• [MATERIAL FOR THIS EXERCISE]

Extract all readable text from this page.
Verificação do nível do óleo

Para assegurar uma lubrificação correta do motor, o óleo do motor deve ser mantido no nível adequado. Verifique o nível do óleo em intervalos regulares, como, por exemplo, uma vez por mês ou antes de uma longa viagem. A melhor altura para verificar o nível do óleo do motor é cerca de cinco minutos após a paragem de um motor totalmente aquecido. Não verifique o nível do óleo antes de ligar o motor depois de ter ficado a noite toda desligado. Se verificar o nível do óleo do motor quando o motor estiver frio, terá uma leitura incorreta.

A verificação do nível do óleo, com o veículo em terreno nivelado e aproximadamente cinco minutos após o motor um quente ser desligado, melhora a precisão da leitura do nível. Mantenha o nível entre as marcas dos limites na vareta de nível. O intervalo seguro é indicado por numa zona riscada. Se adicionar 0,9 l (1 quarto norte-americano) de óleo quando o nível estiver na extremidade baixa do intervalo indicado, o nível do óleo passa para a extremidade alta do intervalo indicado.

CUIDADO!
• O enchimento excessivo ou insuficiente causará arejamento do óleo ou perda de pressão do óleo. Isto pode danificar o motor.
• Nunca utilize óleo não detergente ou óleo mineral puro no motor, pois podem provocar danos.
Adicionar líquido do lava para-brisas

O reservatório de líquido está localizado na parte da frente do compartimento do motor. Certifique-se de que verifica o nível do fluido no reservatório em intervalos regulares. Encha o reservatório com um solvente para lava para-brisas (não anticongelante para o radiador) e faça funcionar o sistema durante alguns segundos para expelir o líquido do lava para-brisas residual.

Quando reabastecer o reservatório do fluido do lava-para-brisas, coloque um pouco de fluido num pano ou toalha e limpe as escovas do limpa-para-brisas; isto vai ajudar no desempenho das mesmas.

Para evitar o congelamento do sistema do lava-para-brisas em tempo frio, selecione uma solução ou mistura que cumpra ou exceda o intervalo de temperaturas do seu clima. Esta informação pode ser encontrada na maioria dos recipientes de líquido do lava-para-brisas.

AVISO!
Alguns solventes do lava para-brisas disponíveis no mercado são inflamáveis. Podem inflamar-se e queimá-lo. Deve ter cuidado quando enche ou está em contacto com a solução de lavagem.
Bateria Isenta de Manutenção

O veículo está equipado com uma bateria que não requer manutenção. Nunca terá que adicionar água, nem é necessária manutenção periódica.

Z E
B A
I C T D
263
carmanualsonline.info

• [EXERCISE DESCRIPTION]
Lines in the records that hold the word "sistema" are to be counted; give only the total.

• [FINAL RESULT]
2